Task input:
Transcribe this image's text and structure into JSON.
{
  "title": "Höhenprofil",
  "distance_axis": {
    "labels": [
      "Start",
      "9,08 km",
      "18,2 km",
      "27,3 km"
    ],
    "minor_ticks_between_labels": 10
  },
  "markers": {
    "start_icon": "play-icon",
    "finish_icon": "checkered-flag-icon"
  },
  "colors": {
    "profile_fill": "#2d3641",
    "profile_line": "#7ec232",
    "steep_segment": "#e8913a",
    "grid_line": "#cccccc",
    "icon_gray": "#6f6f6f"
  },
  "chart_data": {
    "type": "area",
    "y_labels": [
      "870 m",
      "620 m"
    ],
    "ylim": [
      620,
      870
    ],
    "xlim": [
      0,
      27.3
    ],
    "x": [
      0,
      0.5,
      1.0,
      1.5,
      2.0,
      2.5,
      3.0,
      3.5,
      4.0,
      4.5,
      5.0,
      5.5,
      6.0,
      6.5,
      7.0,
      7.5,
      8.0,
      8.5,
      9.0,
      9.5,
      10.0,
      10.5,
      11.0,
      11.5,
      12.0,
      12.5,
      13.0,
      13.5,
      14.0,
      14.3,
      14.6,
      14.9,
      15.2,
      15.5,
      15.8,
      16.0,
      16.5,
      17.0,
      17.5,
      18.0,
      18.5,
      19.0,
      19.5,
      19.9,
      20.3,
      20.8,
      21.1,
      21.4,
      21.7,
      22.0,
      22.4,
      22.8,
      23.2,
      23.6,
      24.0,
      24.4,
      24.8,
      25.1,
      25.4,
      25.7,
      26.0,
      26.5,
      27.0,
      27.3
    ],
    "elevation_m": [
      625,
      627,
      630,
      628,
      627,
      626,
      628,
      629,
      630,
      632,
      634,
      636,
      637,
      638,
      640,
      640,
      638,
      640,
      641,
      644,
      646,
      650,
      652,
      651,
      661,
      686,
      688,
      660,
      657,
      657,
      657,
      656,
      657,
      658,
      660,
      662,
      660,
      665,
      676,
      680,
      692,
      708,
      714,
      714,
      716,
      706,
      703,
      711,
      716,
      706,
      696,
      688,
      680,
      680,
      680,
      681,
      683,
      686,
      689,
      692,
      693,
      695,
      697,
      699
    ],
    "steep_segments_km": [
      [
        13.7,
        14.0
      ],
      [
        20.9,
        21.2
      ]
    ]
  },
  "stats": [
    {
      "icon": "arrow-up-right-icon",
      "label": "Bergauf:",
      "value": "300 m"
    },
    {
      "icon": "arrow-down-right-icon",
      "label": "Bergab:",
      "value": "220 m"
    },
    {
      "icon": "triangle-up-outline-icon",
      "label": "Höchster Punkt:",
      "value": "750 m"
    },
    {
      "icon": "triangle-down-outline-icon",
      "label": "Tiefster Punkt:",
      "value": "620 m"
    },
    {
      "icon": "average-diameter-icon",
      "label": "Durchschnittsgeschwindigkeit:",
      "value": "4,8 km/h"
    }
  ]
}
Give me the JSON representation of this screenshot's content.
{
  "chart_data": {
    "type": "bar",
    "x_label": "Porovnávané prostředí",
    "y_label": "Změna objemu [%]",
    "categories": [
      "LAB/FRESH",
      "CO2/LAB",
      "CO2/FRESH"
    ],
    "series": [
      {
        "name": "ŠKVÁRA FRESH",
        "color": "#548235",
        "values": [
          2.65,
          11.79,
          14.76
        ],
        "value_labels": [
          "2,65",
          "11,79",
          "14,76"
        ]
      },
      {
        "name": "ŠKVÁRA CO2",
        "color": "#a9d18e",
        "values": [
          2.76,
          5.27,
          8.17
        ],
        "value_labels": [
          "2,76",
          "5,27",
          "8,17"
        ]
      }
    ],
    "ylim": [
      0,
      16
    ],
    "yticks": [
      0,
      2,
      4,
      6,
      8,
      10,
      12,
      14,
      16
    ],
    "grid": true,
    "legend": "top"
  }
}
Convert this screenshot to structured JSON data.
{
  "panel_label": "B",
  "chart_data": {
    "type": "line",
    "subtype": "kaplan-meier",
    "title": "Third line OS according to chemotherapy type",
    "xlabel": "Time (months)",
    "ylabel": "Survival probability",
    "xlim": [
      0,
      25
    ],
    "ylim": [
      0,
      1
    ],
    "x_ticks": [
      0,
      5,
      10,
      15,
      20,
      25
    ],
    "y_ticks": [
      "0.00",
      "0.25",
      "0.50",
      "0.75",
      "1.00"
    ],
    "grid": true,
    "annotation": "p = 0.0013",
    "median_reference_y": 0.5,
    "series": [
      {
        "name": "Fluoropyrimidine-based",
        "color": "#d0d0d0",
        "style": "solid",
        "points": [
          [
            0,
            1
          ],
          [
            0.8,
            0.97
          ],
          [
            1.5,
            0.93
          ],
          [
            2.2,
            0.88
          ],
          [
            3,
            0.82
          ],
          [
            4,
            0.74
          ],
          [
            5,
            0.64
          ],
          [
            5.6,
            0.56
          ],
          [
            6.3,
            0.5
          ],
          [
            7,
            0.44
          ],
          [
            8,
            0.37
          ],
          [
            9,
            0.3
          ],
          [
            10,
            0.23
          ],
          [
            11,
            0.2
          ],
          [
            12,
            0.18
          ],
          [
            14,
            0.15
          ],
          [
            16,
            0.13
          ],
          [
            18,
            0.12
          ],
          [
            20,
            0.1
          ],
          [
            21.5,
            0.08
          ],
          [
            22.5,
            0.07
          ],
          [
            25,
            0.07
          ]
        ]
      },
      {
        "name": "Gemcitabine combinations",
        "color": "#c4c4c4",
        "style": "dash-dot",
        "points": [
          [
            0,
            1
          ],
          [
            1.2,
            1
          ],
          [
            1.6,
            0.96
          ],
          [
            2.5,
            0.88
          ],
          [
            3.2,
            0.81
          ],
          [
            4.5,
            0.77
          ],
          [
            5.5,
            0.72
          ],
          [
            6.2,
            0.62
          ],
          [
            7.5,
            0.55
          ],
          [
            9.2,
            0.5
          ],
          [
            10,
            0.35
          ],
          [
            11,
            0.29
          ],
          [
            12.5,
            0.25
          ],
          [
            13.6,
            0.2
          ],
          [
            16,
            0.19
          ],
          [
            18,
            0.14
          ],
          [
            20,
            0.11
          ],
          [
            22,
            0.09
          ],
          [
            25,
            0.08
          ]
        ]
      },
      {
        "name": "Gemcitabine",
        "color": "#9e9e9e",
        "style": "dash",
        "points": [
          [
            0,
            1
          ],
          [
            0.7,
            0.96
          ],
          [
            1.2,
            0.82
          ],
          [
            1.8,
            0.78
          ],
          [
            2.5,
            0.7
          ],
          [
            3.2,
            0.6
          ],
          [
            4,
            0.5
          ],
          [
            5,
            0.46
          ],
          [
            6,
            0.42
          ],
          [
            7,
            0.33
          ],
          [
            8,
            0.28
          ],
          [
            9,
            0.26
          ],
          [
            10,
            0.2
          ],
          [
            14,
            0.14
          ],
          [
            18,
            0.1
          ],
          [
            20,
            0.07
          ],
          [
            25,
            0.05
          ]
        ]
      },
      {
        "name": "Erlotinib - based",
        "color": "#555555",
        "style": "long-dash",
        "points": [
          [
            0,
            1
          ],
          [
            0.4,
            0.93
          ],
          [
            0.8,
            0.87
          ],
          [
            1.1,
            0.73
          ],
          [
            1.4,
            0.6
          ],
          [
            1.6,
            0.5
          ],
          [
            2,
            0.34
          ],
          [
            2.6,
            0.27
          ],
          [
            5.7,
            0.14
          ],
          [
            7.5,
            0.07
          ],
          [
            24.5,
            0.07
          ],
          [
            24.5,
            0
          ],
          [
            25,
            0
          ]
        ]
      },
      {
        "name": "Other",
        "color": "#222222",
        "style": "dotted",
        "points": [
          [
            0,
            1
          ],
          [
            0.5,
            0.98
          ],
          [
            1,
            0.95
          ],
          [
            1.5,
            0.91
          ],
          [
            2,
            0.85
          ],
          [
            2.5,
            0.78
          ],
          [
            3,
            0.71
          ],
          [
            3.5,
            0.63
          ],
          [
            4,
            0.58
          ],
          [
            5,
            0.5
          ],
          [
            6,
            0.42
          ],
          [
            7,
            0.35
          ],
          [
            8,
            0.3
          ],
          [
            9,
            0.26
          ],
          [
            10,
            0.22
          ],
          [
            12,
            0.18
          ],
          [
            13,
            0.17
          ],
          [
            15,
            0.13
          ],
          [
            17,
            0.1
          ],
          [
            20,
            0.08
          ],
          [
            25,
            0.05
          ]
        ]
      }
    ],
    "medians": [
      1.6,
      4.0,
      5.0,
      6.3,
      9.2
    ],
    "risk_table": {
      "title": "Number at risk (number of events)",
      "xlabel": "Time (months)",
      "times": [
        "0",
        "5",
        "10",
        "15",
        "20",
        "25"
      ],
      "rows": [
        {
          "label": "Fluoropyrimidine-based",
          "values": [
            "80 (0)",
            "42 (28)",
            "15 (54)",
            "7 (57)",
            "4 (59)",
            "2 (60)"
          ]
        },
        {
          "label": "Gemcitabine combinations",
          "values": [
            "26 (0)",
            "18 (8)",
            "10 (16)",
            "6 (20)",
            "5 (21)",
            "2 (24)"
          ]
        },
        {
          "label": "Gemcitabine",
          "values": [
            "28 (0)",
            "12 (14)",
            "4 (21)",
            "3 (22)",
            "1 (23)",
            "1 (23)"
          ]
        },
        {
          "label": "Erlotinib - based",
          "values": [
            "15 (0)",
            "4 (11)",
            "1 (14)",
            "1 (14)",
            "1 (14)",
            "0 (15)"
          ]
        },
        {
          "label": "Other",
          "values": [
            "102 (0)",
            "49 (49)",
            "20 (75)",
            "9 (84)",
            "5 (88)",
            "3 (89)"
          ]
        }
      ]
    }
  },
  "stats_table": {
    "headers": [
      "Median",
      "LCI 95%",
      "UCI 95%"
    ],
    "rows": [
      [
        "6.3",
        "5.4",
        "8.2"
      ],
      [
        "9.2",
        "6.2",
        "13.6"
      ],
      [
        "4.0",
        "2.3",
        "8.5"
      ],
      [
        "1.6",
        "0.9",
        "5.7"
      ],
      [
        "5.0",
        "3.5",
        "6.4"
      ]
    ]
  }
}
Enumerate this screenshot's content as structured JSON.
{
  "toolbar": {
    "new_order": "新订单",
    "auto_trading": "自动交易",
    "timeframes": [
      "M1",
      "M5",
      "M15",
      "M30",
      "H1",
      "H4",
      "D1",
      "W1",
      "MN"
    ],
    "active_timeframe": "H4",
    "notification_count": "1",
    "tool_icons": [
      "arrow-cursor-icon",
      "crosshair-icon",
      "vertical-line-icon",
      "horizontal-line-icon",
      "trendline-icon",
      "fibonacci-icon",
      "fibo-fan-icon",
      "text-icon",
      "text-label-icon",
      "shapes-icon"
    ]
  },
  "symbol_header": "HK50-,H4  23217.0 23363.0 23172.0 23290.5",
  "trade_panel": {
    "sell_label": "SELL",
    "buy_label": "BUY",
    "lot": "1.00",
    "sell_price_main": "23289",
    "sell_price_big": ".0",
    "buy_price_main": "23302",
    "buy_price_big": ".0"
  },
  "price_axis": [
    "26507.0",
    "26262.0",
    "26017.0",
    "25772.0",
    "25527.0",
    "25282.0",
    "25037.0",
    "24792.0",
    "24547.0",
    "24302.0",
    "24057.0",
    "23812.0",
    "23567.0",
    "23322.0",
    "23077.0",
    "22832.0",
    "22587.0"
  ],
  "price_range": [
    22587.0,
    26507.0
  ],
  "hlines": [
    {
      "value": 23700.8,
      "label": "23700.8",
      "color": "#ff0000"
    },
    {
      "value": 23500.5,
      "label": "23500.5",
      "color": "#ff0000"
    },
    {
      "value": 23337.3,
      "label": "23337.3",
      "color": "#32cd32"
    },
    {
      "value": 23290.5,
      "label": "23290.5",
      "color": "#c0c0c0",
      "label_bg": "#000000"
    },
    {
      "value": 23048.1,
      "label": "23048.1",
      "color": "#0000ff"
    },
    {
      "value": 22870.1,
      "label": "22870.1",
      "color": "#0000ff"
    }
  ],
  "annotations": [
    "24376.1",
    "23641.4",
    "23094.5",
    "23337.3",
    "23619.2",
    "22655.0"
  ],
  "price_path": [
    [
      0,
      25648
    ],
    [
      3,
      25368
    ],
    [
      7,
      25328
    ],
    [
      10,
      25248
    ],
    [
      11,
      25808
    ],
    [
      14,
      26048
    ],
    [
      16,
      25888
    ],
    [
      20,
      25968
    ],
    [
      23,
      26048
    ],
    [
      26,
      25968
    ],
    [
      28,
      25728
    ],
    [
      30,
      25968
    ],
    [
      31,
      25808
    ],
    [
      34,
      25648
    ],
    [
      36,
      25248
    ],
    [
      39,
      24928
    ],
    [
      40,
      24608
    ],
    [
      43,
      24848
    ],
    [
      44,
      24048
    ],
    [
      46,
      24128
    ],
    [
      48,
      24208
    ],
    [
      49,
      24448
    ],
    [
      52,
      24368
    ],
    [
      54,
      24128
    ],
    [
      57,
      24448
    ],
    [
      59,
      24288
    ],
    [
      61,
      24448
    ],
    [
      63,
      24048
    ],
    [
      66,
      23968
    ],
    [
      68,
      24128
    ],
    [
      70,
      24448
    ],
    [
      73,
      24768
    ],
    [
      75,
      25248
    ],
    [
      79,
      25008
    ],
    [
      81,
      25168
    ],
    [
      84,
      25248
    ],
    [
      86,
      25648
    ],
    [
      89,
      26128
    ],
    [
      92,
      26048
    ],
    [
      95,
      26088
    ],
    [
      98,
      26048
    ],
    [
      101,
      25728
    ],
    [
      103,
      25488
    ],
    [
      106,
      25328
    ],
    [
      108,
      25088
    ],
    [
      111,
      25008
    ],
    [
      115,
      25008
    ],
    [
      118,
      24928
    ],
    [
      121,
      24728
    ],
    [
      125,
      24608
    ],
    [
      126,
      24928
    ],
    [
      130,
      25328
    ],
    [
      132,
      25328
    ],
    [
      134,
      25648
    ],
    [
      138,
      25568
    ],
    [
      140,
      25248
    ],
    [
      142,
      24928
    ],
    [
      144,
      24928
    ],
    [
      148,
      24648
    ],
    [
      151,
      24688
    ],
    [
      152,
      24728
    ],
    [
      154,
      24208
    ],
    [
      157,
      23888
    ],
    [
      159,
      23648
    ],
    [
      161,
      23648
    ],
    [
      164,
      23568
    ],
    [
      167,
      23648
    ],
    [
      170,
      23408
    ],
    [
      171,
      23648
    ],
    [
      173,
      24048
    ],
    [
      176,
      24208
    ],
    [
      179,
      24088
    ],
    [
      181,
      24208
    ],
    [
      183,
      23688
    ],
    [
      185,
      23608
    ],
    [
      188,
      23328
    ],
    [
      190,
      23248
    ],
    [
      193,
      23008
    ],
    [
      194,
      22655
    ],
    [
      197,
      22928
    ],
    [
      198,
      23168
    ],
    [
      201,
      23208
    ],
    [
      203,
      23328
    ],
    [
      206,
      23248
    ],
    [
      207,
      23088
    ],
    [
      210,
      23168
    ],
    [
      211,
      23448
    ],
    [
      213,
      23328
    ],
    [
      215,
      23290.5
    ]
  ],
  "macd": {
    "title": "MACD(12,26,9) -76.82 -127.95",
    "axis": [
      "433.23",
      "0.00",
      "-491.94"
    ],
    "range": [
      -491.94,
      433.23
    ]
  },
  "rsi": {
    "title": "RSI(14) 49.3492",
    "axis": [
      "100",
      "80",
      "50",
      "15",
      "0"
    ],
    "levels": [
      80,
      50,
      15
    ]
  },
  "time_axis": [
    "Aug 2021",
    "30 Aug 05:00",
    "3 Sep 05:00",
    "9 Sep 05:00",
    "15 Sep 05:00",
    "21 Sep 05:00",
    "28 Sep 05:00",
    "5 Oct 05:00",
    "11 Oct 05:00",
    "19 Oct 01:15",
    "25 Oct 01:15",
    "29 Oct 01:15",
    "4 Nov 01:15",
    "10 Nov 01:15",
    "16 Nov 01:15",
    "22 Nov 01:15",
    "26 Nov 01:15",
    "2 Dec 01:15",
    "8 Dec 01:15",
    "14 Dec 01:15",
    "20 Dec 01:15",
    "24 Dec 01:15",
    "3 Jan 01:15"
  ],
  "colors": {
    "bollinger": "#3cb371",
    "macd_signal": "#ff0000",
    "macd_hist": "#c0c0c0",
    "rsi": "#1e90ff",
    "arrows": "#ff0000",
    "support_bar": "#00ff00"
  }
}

Written problem: Which lines include the word "Erlotinib"? List them all.

Task response:
        "name": "Erlotinib - based",
          "label": "Erlotinib - based",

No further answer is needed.